Stored entries:
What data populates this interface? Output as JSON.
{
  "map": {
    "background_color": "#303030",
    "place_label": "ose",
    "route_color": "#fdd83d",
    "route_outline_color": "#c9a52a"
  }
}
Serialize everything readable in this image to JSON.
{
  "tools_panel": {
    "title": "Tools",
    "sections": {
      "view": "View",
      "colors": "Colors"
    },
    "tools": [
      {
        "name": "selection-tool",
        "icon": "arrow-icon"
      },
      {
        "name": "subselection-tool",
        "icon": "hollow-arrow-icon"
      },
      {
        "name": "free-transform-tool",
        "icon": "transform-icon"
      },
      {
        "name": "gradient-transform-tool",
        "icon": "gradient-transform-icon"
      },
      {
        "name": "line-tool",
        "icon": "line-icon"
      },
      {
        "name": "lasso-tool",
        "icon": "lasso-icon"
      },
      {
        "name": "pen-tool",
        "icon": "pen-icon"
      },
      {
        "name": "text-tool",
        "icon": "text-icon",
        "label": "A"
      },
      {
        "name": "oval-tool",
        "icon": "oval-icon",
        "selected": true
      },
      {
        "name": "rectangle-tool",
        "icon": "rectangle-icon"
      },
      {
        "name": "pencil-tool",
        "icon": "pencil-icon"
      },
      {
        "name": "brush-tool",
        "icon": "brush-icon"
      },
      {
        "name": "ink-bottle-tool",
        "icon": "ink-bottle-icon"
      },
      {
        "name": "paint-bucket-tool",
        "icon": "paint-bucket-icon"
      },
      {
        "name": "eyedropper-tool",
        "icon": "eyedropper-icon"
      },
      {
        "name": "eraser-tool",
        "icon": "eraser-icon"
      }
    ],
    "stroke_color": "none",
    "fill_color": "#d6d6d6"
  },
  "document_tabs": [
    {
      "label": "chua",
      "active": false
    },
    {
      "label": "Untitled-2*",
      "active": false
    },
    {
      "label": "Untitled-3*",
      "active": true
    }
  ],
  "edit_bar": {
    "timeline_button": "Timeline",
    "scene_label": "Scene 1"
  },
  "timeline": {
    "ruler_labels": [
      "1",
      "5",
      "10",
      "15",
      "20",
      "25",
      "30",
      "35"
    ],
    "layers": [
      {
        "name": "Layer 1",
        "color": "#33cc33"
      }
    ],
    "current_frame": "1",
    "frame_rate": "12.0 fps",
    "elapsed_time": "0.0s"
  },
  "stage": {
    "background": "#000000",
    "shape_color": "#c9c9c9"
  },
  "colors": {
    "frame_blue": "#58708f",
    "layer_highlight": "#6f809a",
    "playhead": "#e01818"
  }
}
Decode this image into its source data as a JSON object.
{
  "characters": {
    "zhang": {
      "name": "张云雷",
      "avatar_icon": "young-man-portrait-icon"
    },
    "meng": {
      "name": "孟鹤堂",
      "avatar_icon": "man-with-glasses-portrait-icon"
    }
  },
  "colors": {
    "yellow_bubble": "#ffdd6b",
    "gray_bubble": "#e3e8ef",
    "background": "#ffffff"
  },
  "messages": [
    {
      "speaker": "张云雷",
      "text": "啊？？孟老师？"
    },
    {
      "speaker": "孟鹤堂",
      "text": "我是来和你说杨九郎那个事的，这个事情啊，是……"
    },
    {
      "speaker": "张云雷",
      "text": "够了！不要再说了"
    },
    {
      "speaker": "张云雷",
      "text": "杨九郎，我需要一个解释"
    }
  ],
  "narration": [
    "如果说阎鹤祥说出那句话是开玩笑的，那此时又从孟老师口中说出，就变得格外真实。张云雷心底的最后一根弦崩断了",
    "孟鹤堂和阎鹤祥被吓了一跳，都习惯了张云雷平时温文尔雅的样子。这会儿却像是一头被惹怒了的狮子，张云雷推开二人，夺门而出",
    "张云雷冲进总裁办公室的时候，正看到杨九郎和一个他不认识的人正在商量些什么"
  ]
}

▸ Your objective:
Locate all lines holding the word "bucket", then copy them out.

▸ Answer for this exercise:
        "name": "paint-bucket-tool",
        "icon": "paint-bucket-icon"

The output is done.